- Your instructions -
Can you print, word for word, everything in the data below from the line containing "Patent image size: (982, 1221)." down to the line containing "The case 104 is at (355, 868).", including both of those lines?
━━ Task data ━━
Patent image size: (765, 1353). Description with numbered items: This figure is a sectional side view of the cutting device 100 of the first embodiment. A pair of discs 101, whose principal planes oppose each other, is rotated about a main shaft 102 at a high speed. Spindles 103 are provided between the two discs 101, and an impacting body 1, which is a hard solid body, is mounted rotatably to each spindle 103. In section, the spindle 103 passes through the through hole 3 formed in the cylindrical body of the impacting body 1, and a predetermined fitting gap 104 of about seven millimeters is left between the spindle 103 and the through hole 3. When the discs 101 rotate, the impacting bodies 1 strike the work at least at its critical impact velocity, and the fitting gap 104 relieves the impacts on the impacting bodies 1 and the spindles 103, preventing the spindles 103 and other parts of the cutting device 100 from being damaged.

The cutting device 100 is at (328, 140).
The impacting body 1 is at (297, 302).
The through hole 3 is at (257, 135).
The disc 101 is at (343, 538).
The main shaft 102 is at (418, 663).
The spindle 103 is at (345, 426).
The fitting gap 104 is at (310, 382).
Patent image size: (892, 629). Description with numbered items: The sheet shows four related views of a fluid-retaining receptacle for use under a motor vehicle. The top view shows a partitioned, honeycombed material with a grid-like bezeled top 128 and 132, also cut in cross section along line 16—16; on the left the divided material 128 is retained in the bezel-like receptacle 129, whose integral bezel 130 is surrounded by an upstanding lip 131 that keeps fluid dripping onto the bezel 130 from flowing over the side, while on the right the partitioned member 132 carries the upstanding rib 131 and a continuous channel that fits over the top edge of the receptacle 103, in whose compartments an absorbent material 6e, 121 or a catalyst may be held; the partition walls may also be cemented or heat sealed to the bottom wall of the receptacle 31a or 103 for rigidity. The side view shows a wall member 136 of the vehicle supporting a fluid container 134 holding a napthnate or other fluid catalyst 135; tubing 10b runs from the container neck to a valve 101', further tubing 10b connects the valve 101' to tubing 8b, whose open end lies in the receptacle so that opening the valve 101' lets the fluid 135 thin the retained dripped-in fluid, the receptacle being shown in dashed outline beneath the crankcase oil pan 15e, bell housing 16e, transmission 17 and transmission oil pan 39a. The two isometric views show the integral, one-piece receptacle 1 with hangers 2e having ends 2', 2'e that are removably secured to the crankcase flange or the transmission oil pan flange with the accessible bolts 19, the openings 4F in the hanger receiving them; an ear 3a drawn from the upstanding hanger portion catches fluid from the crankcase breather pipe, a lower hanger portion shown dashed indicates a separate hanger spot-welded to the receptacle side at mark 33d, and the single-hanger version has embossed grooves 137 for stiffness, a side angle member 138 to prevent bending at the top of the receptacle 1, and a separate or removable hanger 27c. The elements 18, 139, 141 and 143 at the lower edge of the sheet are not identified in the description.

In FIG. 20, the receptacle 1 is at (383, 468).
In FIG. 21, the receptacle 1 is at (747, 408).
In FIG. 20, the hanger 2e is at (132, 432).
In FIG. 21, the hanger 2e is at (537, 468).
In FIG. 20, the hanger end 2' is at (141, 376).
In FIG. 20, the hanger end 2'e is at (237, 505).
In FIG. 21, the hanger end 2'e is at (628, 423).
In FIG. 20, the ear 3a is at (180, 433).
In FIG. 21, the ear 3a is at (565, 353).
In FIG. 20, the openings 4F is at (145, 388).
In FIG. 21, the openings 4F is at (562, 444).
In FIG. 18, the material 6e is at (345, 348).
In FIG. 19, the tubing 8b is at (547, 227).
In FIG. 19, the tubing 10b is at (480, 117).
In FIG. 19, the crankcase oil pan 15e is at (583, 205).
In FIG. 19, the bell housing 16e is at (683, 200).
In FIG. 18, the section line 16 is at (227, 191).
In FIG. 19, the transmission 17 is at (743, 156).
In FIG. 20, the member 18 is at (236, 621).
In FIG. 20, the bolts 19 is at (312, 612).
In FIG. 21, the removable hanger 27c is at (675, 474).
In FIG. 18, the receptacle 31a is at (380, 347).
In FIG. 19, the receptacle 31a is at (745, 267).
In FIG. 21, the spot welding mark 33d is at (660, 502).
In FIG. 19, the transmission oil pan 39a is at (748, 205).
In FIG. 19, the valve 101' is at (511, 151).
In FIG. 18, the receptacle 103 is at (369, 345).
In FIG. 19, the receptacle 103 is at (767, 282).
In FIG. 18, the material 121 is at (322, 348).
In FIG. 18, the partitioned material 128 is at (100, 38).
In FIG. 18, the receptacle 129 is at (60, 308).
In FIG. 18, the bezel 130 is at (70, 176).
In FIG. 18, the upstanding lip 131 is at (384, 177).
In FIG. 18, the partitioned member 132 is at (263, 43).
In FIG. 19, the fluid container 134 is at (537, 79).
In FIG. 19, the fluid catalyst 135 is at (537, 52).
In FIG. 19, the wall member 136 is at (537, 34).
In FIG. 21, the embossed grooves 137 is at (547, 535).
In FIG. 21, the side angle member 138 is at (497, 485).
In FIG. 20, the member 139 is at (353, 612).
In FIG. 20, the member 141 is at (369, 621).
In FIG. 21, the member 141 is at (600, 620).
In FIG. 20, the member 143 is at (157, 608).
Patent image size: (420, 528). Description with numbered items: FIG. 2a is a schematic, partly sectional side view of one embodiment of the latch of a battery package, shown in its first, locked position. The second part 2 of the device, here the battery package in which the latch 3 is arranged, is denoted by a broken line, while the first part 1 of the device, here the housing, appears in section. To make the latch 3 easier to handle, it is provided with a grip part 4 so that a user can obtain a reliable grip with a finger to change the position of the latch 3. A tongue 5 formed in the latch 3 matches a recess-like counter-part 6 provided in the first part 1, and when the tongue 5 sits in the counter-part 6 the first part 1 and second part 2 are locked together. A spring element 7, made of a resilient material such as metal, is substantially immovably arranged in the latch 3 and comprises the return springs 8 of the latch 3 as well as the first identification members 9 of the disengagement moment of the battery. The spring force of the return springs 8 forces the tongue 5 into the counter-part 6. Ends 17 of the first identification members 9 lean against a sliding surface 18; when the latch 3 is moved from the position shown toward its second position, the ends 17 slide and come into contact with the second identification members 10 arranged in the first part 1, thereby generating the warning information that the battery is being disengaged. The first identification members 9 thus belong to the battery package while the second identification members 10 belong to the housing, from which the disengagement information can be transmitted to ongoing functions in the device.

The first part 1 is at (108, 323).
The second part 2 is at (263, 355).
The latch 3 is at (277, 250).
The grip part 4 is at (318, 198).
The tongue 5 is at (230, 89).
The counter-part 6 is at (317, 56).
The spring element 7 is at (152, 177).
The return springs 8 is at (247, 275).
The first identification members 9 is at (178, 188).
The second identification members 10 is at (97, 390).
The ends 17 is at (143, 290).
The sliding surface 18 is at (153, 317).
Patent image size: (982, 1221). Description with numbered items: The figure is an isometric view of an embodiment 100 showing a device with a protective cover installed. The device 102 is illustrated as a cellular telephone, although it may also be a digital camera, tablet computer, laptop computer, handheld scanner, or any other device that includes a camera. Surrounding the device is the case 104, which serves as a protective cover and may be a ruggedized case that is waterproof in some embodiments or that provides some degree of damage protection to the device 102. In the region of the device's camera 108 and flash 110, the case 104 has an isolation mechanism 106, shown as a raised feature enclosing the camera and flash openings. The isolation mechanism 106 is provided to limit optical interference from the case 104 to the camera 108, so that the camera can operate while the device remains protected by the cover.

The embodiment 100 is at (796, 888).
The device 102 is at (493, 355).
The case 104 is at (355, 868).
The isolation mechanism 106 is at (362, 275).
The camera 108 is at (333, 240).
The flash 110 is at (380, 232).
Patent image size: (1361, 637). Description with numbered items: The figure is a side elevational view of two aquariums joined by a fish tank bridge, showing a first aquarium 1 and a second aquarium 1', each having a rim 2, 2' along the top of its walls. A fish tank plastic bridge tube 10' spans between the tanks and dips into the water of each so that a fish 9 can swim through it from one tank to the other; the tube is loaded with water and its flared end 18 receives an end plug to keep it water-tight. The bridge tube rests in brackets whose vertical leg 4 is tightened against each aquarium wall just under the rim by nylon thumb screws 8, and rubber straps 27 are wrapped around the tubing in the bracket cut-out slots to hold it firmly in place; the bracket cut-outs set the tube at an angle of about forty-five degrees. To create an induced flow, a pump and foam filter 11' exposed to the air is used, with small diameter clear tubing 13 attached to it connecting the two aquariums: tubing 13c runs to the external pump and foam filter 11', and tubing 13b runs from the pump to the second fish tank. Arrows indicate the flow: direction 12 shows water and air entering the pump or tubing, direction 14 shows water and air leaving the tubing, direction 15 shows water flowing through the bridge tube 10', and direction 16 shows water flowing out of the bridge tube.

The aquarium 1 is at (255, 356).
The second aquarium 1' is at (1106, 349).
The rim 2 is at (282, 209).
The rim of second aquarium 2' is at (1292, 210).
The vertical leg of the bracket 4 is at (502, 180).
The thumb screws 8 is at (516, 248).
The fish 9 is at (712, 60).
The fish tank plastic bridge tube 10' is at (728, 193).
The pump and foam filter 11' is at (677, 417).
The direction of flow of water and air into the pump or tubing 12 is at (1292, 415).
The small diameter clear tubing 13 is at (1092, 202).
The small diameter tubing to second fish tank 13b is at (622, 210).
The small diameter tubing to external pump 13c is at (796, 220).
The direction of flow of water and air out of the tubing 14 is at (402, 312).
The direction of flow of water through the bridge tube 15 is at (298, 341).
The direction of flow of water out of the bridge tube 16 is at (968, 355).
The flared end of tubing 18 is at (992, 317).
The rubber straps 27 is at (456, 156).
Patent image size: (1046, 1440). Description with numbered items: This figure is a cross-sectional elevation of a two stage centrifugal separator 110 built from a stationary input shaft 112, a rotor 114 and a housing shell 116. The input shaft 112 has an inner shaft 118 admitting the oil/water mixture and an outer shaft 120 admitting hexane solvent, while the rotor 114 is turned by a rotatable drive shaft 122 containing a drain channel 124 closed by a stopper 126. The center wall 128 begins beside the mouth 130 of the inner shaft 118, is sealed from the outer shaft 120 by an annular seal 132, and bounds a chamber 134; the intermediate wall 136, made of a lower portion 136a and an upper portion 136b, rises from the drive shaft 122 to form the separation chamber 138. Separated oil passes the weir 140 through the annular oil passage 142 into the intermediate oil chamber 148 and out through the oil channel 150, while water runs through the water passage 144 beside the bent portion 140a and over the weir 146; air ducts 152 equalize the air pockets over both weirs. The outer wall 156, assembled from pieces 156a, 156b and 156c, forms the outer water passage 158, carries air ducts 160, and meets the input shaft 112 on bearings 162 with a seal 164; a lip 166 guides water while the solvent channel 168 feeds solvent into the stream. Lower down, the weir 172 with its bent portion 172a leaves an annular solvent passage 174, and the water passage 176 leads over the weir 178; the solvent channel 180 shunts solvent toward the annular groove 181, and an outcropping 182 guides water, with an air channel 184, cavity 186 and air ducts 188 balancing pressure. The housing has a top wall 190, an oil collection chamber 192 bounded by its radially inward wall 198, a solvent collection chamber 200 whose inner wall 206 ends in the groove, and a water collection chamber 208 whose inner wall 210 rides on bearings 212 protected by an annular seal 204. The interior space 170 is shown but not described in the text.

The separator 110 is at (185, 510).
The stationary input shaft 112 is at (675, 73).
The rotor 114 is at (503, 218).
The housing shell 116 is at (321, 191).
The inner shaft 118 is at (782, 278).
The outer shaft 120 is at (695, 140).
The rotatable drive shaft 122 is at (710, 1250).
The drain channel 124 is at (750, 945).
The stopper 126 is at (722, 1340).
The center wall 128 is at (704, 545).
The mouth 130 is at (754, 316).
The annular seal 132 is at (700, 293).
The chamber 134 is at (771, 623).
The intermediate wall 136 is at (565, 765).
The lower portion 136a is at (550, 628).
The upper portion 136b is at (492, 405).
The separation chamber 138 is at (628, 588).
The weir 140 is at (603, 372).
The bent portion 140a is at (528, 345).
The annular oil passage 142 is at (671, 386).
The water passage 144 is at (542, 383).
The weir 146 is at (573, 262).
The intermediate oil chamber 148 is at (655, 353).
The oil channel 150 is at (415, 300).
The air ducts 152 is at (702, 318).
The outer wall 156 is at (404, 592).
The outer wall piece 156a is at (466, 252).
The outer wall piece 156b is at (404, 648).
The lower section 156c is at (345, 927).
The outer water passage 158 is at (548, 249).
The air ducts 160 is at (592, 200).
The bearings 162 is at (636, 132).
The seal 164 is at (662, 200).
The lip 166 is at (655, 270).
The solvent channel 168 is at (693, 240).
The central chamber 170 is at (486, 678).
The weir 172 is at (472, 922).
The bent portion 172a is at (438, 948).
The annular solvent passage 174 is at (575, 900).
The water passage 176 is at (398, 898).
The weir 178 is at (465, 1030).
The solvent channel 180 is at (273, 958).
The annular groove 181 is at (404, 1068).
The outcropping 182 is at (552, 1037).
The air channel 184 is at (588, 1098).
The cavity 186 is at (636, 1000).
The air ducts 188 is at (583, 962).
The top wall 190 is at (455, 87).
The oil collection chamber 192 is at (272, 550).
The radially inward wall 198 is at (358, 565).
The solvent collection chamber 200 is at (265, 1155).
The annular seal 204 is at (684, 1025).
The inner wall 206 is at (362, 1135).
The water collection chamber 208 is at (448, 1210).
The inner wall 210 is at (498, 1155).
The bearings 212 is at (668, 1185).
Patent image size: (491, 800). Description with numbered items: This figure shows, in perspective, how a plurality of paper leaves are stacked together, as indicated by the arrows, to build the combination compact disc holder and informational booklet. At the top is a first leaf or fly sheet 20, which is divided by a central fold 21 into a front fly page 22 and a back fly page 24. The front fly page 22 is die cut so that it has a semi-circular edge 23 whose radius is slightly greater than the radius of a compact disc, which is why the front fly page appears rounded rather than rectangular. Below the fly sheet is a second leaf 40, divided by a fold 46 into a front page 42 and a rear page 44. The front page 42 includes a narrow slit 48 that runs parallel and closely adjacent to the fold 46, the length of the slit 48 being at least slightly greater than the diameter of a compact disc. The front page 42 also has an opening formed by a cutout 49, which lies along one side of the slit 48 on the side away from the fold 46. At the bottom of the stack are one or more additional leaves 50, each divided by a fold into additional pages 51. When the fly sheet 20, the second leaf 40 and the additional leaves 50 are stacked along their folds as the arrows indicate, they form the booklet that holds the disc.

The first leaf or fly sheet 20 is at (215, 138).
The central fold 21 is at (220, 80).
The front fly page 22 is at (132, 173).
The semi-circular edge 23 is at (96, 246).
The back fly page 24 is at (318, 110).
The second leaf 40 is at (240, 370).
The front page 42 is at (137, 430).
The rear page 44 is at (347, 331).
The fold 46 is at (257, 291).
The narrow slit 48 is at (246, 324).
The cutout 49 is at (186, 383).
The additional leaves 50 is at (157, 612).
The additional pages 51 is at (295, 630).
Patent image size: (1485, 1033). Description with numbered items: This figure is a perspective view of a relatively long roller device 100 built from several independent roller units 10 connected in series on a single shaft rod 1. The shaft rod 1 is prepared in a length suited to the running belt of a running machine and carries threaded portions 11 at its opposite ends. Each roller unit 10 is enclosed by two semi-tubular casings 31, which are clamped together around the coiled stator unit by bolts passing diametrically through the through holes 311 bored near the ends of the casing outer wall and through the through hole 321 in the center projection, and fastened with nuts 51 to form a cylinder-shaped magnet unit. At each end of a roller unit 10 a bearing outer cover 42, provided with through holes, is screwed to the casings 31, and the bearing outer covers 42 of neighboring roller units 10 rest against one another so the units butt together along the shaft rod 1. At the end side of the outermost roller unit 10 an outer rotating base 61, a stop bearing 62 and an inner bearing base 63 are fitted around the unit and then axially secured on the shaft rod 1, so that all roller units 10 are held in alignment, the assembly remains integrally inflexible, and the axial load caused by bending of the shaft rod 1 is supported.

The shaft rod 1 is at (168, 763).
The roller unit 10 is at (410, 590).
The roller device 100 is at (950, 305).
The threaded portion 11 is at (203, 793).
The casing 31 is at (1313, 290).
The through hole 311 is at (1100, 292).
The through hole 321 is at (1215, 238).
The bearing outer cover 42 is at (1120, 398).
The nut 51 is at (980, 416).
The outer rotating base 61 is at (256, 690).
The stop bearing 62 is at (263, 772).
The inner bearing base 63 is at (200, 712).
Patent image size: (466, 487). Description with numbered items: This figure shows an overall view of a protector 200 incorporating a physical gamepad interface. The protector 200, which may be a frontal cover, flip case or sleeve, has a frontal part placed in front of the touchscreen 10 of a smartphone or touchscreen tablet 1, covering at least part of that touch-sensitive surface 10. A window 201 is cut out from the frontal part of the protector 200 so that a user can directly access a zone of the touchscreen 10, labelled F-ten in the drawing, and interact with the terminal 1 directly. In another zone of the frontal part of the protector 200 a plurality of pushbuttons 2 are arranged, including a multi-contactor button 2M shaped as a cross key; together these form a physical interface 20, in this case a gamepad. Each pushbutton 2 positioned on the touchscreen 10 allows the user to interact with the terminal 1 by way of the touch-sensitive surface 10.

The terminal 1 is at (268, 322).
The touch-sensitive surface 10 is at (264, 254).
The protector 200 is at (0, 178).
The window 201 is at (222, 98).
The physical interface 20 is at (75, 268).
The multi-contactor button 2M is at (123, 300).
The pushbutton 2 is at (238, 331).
━━━
- Worked answer -
Patent image size: (982, 1221). Description with numbered items: The figure is an isometric view of an embodiment 100 showing a device with a protective cover installed. The device 102 is illustrated as a cellular telephone, although it may also be a digital camera, tablet computer, laptop computer, handheld scanner, or any other device that includes a camera. Surrounding the device is the case 104, which serves as a protective cover and may be a ruggedized case that is waterproof in some embodiments or that provides some degree of damage protection to the device 102. In the region of the device's camera 108 and flash 110, the case 104 has an isolation mechanism 106, shown as a raised feature enclosing the camera and flash openings. The isolation mechanism 106 is provided to limit optical interference from the case 104 to the camera 108, so that the camera can operate while the device remains protected by the cover.

The embodiment 100 is at (796, 888).
The device 102 is at (493, 355).
The case 104 is at (355, 868).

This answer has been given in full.